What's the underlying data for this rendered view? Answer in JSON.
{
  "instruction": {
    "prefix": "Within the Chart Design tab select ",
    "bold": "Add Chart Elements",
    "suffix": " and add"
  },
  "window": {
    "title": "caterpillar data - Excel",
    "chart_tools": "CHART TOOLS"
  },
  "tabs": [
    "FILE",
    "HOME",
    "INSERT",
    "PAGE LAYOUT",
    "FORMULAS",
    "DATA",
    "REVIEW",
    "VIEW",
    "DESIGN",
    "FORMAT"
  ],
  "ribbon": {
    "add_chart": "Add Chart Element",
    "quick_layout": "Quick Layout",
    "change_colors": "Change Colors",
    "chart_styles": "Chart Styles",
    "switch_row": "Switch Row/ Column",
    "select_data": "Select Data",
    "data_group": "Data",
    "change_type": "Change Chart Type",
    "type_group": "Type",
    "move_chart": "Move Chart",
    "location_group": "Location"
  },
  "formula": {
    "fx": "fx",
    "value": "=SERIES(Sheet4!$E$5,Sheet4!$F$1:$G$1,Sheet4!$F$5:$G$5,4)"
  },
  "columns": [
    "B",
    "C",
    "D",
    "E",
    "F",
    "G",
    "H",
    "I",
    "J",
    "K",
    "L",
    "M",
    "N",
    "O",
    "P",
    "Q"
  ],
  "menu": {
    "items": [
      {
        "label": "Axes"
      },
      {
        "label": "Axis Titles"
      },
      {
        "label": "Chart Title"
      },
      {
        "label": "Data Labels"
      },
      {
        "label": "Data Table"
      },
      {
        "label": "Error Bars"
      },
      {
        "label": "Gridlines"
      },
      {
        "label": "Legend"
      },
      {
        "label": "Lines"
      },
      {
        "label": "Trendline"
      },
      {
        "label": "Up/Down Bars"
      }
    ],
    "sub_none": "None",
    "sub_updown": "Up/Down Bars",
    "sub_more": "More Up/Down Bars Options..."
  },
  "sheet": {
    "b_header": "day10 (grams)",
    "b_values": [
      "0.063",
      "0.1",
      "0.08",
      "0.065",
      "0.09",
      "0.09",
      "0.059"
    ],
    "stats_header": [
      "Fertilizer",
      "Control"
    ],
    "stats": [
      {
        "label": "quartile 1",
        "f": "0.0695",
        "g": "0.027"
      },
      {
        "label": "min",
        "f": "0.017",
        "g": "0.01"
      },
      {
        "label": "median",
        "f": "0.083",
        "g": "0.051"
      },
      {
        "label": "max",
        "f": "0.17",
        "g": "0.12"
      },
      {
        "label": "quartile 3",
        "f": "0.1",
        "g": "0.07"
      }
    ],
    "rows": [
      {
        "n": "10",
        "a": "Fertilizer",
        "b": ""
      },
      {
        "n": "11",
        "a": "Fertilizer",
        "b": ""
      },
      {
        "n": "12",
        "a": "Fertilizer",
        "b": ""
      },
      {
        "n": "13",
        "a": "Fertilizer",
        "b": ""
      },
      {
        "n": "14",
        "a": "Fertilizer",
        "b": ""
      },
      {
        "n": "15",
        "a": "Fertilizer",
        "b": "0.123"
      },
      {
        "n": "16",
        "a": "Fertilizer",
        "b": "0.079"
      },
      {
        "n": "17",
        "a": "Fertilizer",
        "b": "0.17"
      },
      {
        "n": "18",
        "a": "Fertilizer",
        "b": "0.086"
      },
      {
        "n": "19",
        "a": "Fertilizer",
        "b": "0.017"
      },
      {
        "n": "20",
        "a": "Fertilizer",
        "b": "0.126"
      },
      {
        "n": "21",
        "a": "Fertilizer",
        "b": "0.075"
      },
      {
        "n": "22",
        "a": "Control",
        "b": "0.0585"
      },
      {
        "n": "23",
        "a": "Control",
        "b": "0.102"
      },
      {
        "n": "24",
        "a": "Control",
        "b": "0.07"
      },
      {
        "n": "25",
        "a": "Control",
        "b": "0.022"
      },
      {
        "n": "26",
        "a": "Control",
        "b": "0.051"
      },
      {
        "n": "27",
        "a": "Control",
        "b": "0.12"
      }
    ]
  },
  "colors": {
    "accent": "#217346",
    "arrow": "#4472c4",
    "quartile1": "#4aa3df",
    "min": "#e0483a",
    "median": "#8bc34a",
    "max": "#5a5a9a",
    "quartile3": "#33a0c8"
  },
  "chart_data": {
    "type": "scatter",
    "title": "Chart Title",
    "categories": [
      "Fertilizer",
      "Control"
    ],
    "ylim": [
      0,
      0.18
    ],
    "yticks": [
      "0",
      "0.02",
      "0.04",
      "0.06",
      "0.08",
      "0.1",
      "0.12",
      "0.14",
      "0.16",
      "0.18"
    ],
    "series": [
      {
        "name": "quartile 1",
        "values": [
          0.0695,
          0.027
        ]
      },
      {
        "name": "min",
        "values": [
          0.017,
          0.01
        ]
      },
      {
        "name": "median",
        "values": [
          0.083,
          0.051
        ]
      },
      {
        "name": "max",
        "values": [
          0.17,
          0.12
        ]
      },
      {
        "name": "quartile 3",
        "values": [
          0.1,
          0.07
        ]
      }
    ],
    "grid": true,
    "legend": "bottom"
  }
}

····················

Return the material exactly as it stands.

What's the underlying data for this rendered view? Answer in JSON.
{
  "instruction": {
    "prefix": "Within the Chart Design tab select ",
    "bold": "Add Chart Elements",
    "suffix": " and add"
  },
  "window": {
    "title": "caterpillar data - Excel",
    "chart_tools": "CHART TOOLS"
  },
  "tabs": [
    "FILE",
    "HOME",
    "INSERT",
    "PAGE LAYOUT",
    "FORMULAS",
    "DATA",
    "REVIEW",
    "VIEW",
    "DESIGN",
    "FORMAT"
  ],
  "ribbon": {
    "add_chart": "Add Chart Element",
    "quick_layout": "Quick Layout",
    "change_colors": "Change Colors",
    "chart_styles": "Chart Styles",
    "switch_row": "Switch Row/ Column",
    "select_data": "Select Data",
    "data_group": "Data",
    "change_type": "Change Chart Type",
    "type_group": "Type",
    "move_chart": "Move Chart",
    "location_group": "Location"
  },
  "formula": {
    "fx": "fx",
    "value": "=SERIES(Sheet4!$E$5,Sheet4!$F$1:$G$1,Sheet4!$F$5:$G$5,4)"
  },
  "columns": [
    "B",
    "C",
    "D",
    "E",
    "F",
    "G",
    "H",
    "I",
    "J",
    "K",
    "L",
    "M",
    "N",
    "O",
    "P",
    "Q"
  ],
  "menu": {
    "items": [
      {
        "label": "Axes"
      },
      {
        "label": "Axis Titles"
      },
      {
        "label": "Chart Title"
      },
      {
        "label": "Data Labels"
      },
      {
        "label": "Data Table"
      },
      {
        "label": "Error Bars"
      },
      {
        "label": "Gridlines"
      },
      {
        "label": "Legend"
      },
      {
        "label": "Lines"
      },
      {
        "label": "Trendline"
      },
      {
        "label": "Up/Down Bars"
      }
    ],
    "sub_none": "None",
    "sub_updown": "Up/Down Bars",
    "sub_more": "More Up/Down Bars Options..."
  },
  "sheet": {
    "b_header": "day10 (grams)",
    "b_values": [
      "0.063",
      "0.1",
      "0.08",
      "0.065",
      "0.09",
      "0.09",
      "0.059"
    ],
    "stats_header": [
      "Fertilizer",
      "Control"
    ],
    "stats": [
      {
        "label": "quartile 1",
        "f": "0.0695",
        "g": "0.027"
      },
      {
        "label": "min",
        "f": "0.017",
        "g": "0.01"
      },
      {
        "label": "median",
        "f": "0.083",
        "g": "0.051"
      },
      {
        "label": "max",
        "f": "0.17",
        "g": "0.12"
      },
      {
        "label": "quartile 3",
        "f": "0.1",
        "g": "0.07"
      }
    ],
    "rows": [
      {
        "n": "10",
        "a": "Fertilizer",
        "b": ""
      },
      {
        "n": "11",
        "a": "Fertilizer",
        "b": ""
      },
      {
        "n": "12",
        "a": "Fertilizer",
        "b": ""
      },
      {
        "n": "13",
        "a": "Fertilizer",
        "b": ""
      },
      {
        "n": "14",
        "a": "Fertilizer",
        "b": ""
      },
      {
        "n": "15",
        "a": "Fertilizer",
        "b": "0.123"
      },
      {
        "n": "16",
        "a": "Fertilizer",
        "b": "0.079"
      },
      {
        "n": "17",
        "a": "Fertilizer",
        "b": "0.17"
      },
      {
        "n": "18",
        "a": "Fertilizer",
        "b": "0.086"
      },
      {
        "n": "19",
        "a": "Fertilizer",
        "b": "0.017"
      },
      {
        "n": "20",
        "a": "Fertilizer",
        "b": "0.126"
      },
      {
        "n": "21",
        "a": "Fertilizer",
        "b": "0.075"
      },
      {
        "n": "22",
        "a": "Control",
        "b": "0.0585"
      },
      {
        "n": "23",
        "a": "Control",
        "b": "0.102"
      },
      {
        "n": "24",
        "a": "Control",
        "b": "0.07"
      },
      {
        "n": "25",
        "a": "Control",
        "b": "0.022"
      },
      {
        "n": "26",
        "a": "Control",
        "b": "0.051"
      },
      {
        "n": "27",
        "a": "Control",
        "b": "0.12"
      }
    ]
  },
  "colors": {
    "accent": "#217346",
    "arrow": "#4472c4",
    "quartile1": "#4aa3df",
    "min": "#e0483a",
    "median": "#8bc34a",
    "max": "#5a5a9a",
    "quartile3": "#33a0c8"
  },
  "chart_data": {
    "type": "scatter",
    "title": "Chart Title",
    "categories": [
      "Fertilizer",
      "Control"
    ],
    "ylim": [
      0,
      0.18
    ],
    "yticks": [
      "0",
      "0.02",
      "0.04",
      "0.06",
      "0.08",
      "0.1",
      "0.12",
      "0.14",
      "0.16",
      "0.18"
    ],
    "series": [
      {
        "name": "quartile 1",
        "values": [
          0.0695,
          0.027
        ]
      },
      {
        "name": "min",
        "values": [
          0.017,
          0.01
        ]
      },
      {
        "name": "median",
        "values": [
          0.083,
          0.051
        ]
      },
      {
        "name": "max",
        "values": [
          0.17,
          0.12
        ]
      },
      {
        "name": "quartile 3",
        "values": [
          0.1,
          0.07
        ]
      }
    ],
    "grid": true,
    "legend": "bottom"
  }
}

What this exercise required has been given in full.